-------- Supplied entries --------
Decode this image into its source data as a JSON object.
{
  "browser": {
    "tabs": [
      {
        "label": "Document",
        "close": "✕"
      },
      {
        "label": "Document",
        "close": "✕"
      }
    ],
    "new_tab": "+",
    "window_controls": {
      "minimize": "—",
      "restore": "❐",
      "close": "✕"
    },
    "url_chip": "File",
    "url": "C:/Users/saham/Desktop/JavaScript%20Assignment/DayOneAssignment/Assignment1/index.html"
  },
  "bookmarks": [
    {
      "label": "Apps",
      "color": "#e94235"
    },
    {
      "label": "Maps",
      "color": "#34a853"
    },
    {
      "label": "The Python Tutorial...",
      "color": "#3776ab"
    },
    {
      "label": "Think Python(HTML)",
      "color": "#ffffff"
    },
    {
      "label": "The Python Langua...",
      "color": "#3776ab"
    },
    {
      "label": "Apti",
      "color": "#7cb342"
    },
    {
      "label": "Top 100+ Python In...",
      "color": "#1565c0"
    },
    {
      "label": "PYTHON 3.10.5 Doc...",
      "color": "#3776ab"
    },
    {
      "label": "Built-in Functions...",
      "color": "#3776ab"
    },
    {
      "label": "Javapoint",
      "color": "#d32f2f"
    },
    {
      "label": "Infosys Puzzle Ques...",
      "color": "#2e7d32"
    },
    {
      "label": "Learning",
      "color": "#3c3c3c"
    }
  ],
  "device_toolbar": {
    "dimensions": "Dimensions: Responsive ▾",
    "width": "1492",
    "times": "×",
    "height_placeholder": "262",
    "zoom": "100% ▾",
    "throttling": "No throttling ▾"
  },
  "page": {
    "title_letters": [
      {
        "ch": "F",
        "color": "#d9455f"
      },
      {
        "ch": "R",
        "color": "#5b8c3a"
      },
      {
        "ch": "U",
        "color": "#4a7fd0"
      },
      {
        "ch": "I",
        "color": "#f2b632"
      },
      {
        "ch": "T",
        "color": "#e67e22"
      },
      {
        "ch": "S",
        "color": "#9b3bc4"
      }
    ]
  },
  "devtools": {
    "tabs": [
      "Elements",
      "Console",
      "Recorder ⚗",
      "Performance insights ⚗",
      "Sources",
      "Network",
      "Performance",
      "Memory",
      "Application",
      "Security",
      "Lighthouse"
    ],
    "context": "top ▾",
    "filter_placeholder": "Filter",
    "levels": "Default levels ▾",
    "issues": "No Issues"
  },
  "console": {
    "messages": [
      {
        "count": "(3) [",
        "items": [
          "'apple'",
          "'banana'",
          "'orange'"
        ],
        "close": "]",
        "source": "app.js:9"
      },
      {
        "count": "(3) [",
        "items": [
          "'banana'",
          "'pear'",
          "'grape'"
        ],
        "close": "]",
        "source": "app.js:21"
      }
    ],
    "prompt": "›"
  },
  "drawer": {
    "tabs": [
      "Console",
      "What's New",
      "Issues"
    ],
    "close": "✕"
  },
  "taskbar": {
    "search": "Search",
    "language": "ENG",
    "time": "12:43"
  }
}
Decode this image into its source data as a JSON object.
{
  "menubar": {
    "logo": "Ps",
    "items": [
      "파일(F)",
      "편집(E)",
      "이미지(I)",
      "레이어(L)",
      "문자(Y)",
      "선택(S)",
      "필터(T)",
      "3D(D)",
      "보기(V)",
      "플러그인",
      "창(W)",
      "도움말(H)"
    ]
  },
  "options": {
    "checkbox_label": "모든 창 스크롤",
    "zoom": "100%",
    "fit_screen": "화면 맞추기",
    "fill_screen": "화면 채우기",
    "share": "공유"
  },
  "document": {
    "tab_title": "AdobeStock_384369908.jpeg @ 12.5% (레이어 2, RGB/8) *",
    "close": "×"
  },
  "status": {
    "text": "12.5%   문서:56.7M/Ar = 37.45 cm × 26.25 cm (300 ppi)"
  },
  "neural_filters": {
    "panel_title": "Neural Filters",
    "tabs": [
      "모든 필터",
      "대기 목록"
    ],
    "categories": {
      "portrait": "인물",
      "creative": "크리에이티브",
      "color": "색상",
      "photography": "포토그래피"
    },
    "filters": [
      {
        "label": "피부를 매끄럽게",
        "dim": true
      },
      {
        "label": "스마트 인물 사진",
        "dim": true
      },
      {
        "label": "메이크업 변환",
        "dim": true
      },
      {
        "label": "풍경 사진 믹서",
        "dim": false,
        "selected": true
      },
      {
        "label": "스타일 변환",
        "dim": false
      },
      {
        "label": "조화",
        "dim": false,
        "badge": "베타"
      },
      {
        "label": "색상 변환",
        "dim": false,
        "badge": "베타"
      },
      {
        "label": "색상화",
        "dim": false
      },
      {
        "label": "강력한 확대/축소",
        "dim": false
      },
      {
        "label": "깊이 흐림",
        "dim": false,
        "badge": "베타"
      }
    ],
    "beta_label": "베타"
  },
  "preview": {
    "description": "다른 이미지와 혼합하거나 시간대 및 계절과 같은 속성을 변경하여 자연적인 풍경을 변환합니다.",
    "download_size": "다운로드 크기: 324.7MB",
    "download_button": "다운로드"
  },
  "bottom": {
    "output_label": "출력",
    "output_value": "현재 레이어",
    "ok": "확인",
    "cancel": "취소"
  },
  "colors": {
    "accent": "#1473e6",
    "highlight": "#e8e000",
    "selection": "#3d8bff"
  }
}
--------
▸ Requirements
Extract the complete listing verbatim.

▸ Task answer
Decode this image into its source data as a JSON object.
{
  "browser": {
    "tabs": [
      {
        "label": "Document",
        "close": "✕"
      },
      {
        "label": "Document",
        "close": "✕"
      }
    ],
    "new_tab": "+",
    "window_controls": {
      "minimize": "—",
      "restore": "❐",
      "close": "✕"
    },
    "url_chip": "File",
    "url": "C:/Users/saham/Desktop/JavaScript%20Assignment/DayOneAssignment/Assignment1/index.html"
  },
  "bookmarks": [
    {
      "label": "Apps",
      "color": "#e94235"
    },
    {
      "label": "Maps",
      "color": "#34a853"
    },
    {
      "label": "The Python Tutorial...",
      "color": "#3776ab"
    },
    {
      "label": "Think Python(HTML)",
      "color": "#ffffff"
    },
    {
      "label": "The Python Langua...",
      "color": "#3776ab"
    },
    {
      "label": "Apti",
      "color": "#7cb342"
    },
    {
      "label": "Top 100+ Python In...",
      "color": "#1565c0"
    },
    {
      "label": "PYTHON 3.10.5 Doc...",
      "color": "#3776ab"
    },
    {
      "label": "Built-in Functions...",
      "color": "#3776ab"
    },
    {
      "label": "Javapoint",
      "color": "#d32f2f"
    },
    {
      "label": "Infosys Puzzle Ques...",
      "color": "#2e7d32"
    },
    {
      "label": "Learning",
      "color": "#3c3c3c"
    }
  ],
  "device_toolbar": {
    "dimensions": "Dimensions: Responsive ▾",
    "width": "1492",
    "times": "×",
    "height_placeholder": "262",
    "zoom": "100% ▾",
    "throttling": "No throttling ▾"
  },
  "page": {
    "title_letters": [
      {
        "ch": "F",
        "color": "#d9455f"
      },
      {
        "ch": "R",
        "color": "#5b8c3a"
      },
      {
        "ch": "U",
        "color": "#4a7fd0"
      },
      {
        "ch": "I",
        "color": "#f2b632"
      },
      {
        "ch": "T",
        "color": "#e67e22"
      },
      {
        "ch": "S",
        "color": "#9b3bc4"
      }
    ]
  },
  "devtools": {
    "tabs": [
      "Elements",
      "Console",
      "Recorder ⚗",
      "Performance insights ⚗",
      "Sources",
      "Network",
      "Performance",
      "Memory",
      "Application",
      "Security",
      "Lighthouse"
    ],
    "context": "top ▾",
    "filter_placeholder": "Filter",
    "levels": "Default levels ▾",
    "issues": "No Issues"
  },
  "console": {
    "messages": [
      {
        "count": "(3) [",
        "items": [
          "'apple'",
          "'banana'",
          "'orange'"
        ],
        "close": "]",
        "source": "app.js:9"
      },
      {
        "count": "(3) [",
        "items": [
          "'banana'",
          "'pear'",
          "'grape'"
        ],
        "close": "]",
        "source": "app.js:21"
      }
    ],
    "prompt": "›"
  },
  "drawer": {
    "tabs": [
      "Console",
      "What's New",
      "Issues"
    ],
    "close": "✕"
  },
  "taskbar": {
    "search": "Search",
    "language": "ENG",
    "time": "12:43"
  }
}
Decode this image into its source data as a JSON object.
{
  "menubar": {
    "logo": "Ps",
    "items": [
      "파일(F)",
      "편집(E)",
      "이미지(I)",
      "레이어(L)",
      "문자(Y)",
      "선택(S)",
      "필터(T)",
      "3D(D)",
      "보기(V)",
      "플러그인",
      "창(W)",
      "도움말(H)"
    ]
  },
  "options": {
    "checkbox_label": "모든 창 스크롤",
    "zoom": "100%",
    "fit_screen": "화면 맞추기",
    "fill_screen": "화면 채우기",
    "share": "공유"
  },
  "document": {
    "tab_title": "AdobeStock_384369908.jpeg @ 12.5% (레이어 2, RGB/8) *",
    "close": "×"
  },
  "status": {
    "text": "12.5%   문서:56.7M/Ar = 37.45 cm × 26.25 cm (300 ppi)"
  },
  "neural_filters": {
    "panel_title": "Neural Filters",
    "tabs": [
      "모든 필터",
      "대기 목록"
    ],
    "categories": {
      "portrait": "인물",
      "creative": "크리에이티브",
      "color": "색상",
      "photography": "포토그래피"
    },
    "filters": [
      {
        "label": "피부를 매끄럽게",
        "dim": true
      },
      {
        "label": "스마트 인물 사진",
        "dim": true
      },
      {
        "label": "메이크업 변환",
        "dim": true
      },
      {
        "label": "풍경 사진 믹서",
        "dim": false,
        "selected": true
      },
      {
        "label": "스타일 변환",
        "dim": false
      },
      {
        "label": "조화",
        "dim": false,
        "badge": "베타"
      },
      {
        "label": "색상 변환",
        "dim": false,
        "badge": "베타"
      },
      {
        "label": "색상화",
        "dim": false
      },
      {
        "label": "강력한 확대/축소",
        "dim": false
      },
      {
        "label": "깊이 흐림",
        "dim": false,
        "badge": "베타"
      }
    ],
    "beta_label": "베타"
  },
  "preview": {
    "description": "다른 이미지와 혼합하거나 시간대 및 계절과 같은 속성을 변경하여 자연적인 풍경을 변환합니다.",
    "download_size": "다운로드 크기: 324.7MB",
    "download_button": "다운로드"
  },
  "bottom": {
    "output_label": "출력",
    "output_value": "현재 레이어",
    "ok": "확인",
    "cancel": "취소"
  },
  "colors": {
    "accent": "#1473e6",
    "highlight": "#e8e000",
    "selection": "#3d8bff"
  }
}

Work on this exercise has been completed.